━━━━━ INFORMATION PROVIDED

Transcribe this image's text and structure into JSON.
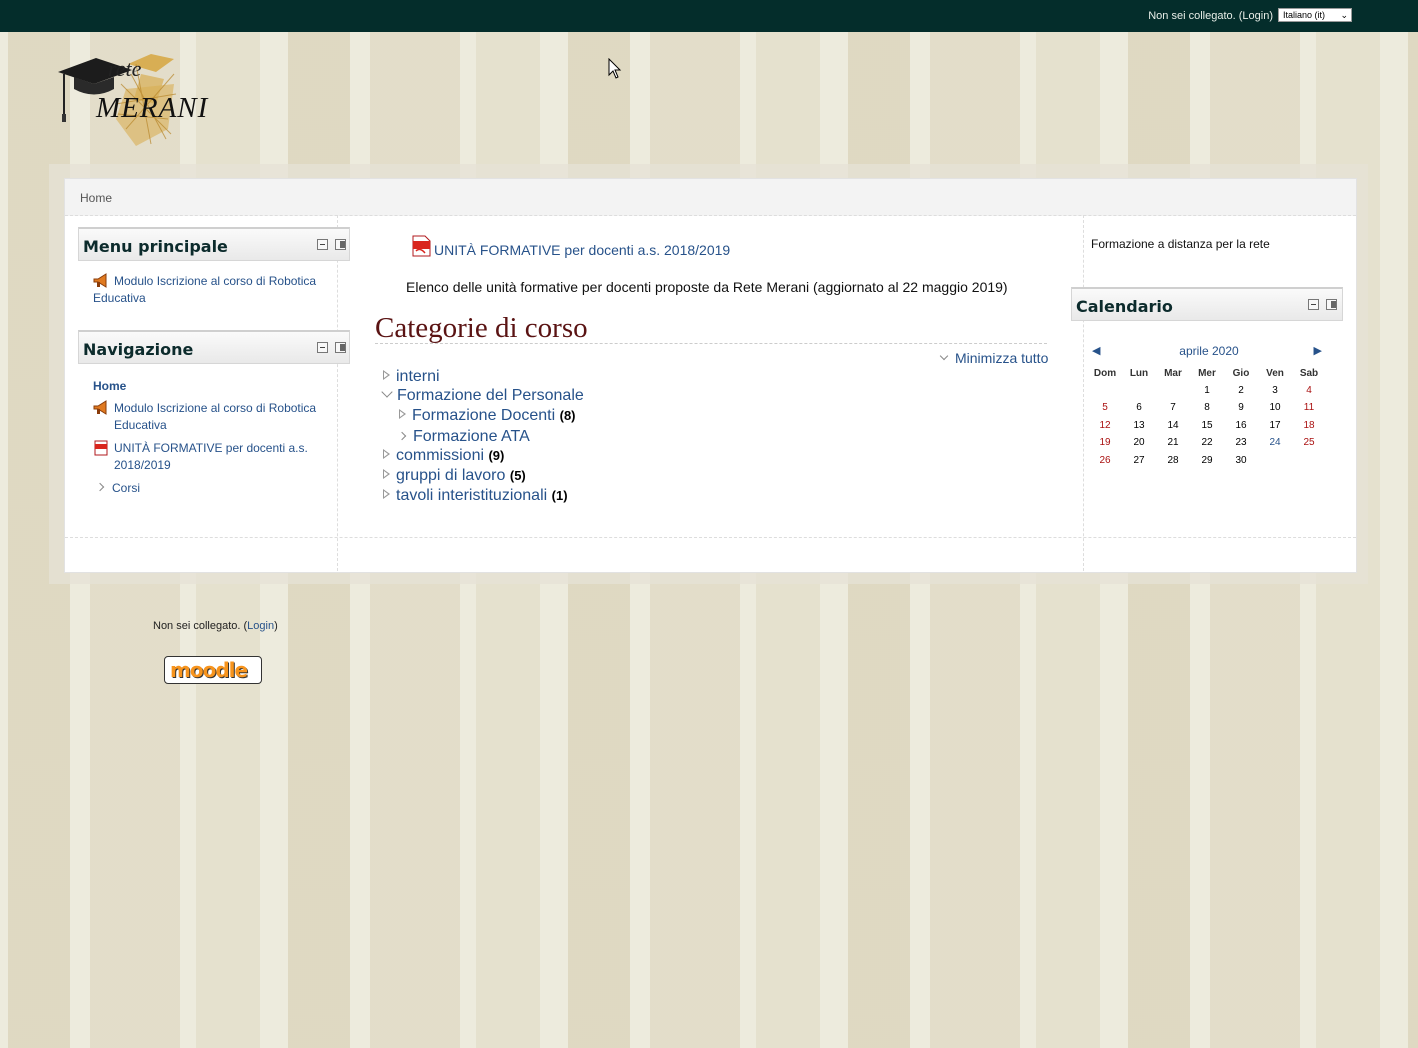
{
  "topbar": {
    "login_prefix": "Non sei collegato. (",
    "login_link": "Login",
    "login_suffix": ")",
    "language": "Italiano (it)"
  },
  "logo": {
    "line1": "rete",
    "line2": "MERANI"
  },
  "breadcrumb": {
    "home": "Home"
  },
  "left": {
    "menu_block": {
      "title": "Menu principale",
      "items": [
        {
          "label": "Modulo Iscrizione al corso di Robotica Educativa",
          "icon": "megaphone-icon"
        }
      ]
    },
    "nav_block": {
      "title": "Navigazione",
      "home": "Home",
      "items": [
        {
          "label": "Modulo Iscrizione al corso di Robotica Educativa",
          "icon": "megaphone-icon"
        },
        {
          "label": "UNITÀ FORMATIVE per docenti a.s. 2018/2019",
          "icon": "pdf-icon"
        }
      ],
      "corsi": "Corsi"
    }
  },
  "main": {
    "resource_link": "UNITÀ FORMATIVE per docenti a.s. 2018/2019",
    "resource_desc": "Elenco delle unità formative per docenti proposte da Rete Merani (aggiornato al 22 maggio 2019)",
    "categories_title": "Categorie di corso",
    "collapse_all": "Minimizza tutto",
    "categories": [
      {
        "name": "interni",
        "count": ""
      },
      {
        "name": "Formazione del Personale",
        "count": ""
      },
      {
        "name": "Formazione Docenti",
        "count": "(8)"
      },
      {
        "name": "Formazione ATA",
        "count": ""
      },
      {
        "name": "commissioni",
        "count": "(9)"
      },
      {
        "name": "gruppi di lavoro",
        "count": "(5)"
      },
      {
        "name": "tavoli interistituzionali",
        "count": "(1)"
      }
    ]
  },
  "right": {
    "site_summary": "Formazione a distanza per la rete",
    "calendar": {
      "title": "Calendario",
      "prev": "◀",
      "next": "▶",
      "month": "aprile 2020",
      "weekdays": [
        "Dom",
        "Lun",
        "Mar",
        "Mer",
        "Gio",
        "Ven",
        "Sab"
      ],
      "weeks": [
        [
          "",
          "",
          "",
          "1",
          "2",
          "3",
          "4"
        ],
        [
          "5",
          "6",
          "7",
          "8",
          "9",
          "10",
          "11"
        ],
        [
          "12",
          "13",
          "14",
          "15",
          "16",
          "17",
          "18"
        ],
        [
          "19",
          "20",
          "21",
          "22",
          "23",
          "24",
          "25"
        ],
        [
          "26",
          "27",
          "28",
          "29",
          "30",
          "",
          ""
        ]
      ],
      "today": "24",
      "weekend_color": "#aa1111",
      "link_color": "#27528a"
    }
  },
  "footer": {
    "login_prefix": "Non sei collegato. (",
    "login_link": "Login",
    "login_suffix": ")",
    "moodle_logo": "moodle"
  },
  "colors": {
    "topbar": "#042d2b",
    "link": "#27528a",
    "category_title": "#5a1313",
    "background": "#efede0"
  }
}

━━━━━━━━━━

**WHAT IS NEEDED:**
Nothing in the entries should change as you copy them, except that the pictures are left out.

**CORRECT OUTPUT:**
Transcribe this image's text and structure into JSON.
{
  "topbar": {
    "login_prefix": "Non sei collegato. (",
    "login_link": "Login",
    "login_suffix": ")",
    "language": "Italiano (it)"
  },
  "logo": {
    "line1": "rete",
    "line2": "MERANI"
  },
  "breadcrumb": {
    "home": "Home"
  },
  "left": {
    "menu_block": {
      "title": "Menu principale",
      "items": [
        {
          "label": "Modulo Iscrizione al corso di Robotica Educativa",
          "icon": "megaphone-icon"
        }
      ]
    },
    "nav_block": {
      "title": "Navigazione",
      "home": "Home",
      "items": [
        {
          "label": "Modulo Iscrizione al corso di Robotica Educativa",
          "icon": "megaphone-icon"
        },
        {
          "label": "UNITÀ FORMATIVE per docenti a.s. 2018/2019",
          "icon": "pdf-icon"
        }
      ],
      "corsi": "Corsi"
    }
  },
  "main": {
    "resource_link": "UNITÀ FORMATIVE per docenti a.s. 2018/2019",
    "resource_desc": "Elenco delle unità formative per docenti proposte da Rete Merani (aggiornato al 22 maggio 2019)",
    "categories_title": "Categorie di corso",
    "collapse_all": "Minimizza tutto",
    "categories": [
      {
        "name": "interni",
        "count": ""
      },
      {
        "name": "Formazione del Personale",
        "count": ""
      },
      {
        "name": "Formazione Docenti",
        "count": "(8)"
      },
      {
        "name": "Formazione ATA",
        "count": ""
      },
      {
        "name": "commissioni",
        "count": "(9)"
      },
      {
        "name": "gruppi di lavoro",
        "count": "(5)"
      },
      {
        "name": "tavoli interistituzionali",
        "count": "(1)"
      }
    ]
  },
  "right": {
    "site_summary": "Formazione a distanza per la rete",
    "calendar": {
      "title": "Calendario",
      "prev": "◀",
      "next": "▶",
      "month": "aprile 2020",
      "weekdays": [
        "Dom",
        "Lun",
        "Mar",
        "Mer",
        "Gio",
        "Ven",
        "Sab"
      ],
      "weeks": [
        [
          "",
          "",
          "",
          "1",
          "2",
          "3",
          "4"
        ],
        [
          "5",
          "6",
          "7",
          "8",
          "9",
          "10",
          "11"
        ],
        [
          "12",
          "13",
          "14",
          "15",
          "16",
          "17",
          "18"
        ],
        [
          "19",
          "20",
          "21",
          "22",
          "23",
          "24",
          "25"
        ],
        [
          "26",
          "27",
          "28",
          "29",
          "30",
          "",
          ""
        ]
      ],
      "today": "24",
      "weekend_color": "#aa1111",
      "link_color": "#27528a"
    }
  },
  "footer": {
    "login_prefix": "Non sei collegato. (",
    "login_link": "Login",
    "login_suffix": ")",
    "moodle_logo": "moodle"
  },
  "colors": {
    "topbar": "#042d2b",
    "link": "#27528a",
    "category_title": "#5a1313",
    "background": "#efede0"
  }
}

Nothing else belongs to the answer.